Data provided.
## Begin
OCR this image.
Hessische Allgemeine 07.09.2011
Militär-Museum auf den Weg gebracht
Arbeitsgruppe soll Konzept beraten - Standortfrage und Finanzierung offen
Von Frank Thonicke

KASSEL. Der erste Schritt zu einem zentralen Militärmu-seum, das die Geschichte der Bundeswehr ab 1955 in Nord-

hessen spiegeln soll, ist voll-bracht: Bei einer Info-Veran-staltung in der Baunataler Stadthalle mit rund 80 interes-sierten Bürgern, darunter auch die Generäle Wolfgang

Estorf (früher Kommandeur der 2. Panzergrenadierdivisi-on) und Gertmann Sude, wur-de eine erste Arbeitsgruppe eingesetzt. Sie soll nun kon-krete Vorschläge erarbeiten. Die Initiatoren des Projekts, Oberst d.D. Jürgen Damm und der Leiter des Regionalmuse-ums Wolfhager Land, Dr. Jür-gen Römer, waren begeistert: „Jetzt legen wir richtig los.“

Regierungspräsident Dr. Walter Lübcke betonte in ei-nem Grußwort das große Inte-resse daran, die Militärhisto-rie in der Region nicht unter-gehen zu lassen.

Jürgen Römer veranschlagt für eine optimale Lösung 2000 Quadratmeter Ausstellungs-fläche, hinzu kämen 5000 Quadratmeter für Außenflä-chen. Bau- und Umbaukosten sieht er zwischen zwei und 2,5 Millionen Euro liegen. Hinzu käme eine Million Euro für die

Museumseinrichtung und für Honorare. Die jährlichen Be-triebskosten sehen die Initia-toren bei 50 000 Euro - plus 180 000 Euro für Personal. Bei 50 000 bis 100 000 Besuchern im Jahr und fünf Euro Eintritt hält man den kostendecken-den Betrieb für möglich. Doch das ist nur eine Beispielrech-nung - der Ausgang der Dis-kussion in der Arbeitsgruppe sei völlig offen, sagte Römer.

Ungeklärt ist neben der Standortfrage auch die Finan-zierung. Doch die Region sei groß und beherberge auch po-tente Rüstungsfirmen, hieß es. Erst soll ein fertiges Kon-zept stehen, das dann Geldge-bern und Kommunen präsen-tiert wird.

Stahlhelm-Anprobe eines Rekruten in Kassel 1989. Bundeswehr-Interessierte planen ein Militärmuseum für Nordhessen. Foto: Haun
## End
Problem description. Of the lines above, how many contain the word "Bundeswehr"? Provide the number and nothing else.

Exercise answer. 2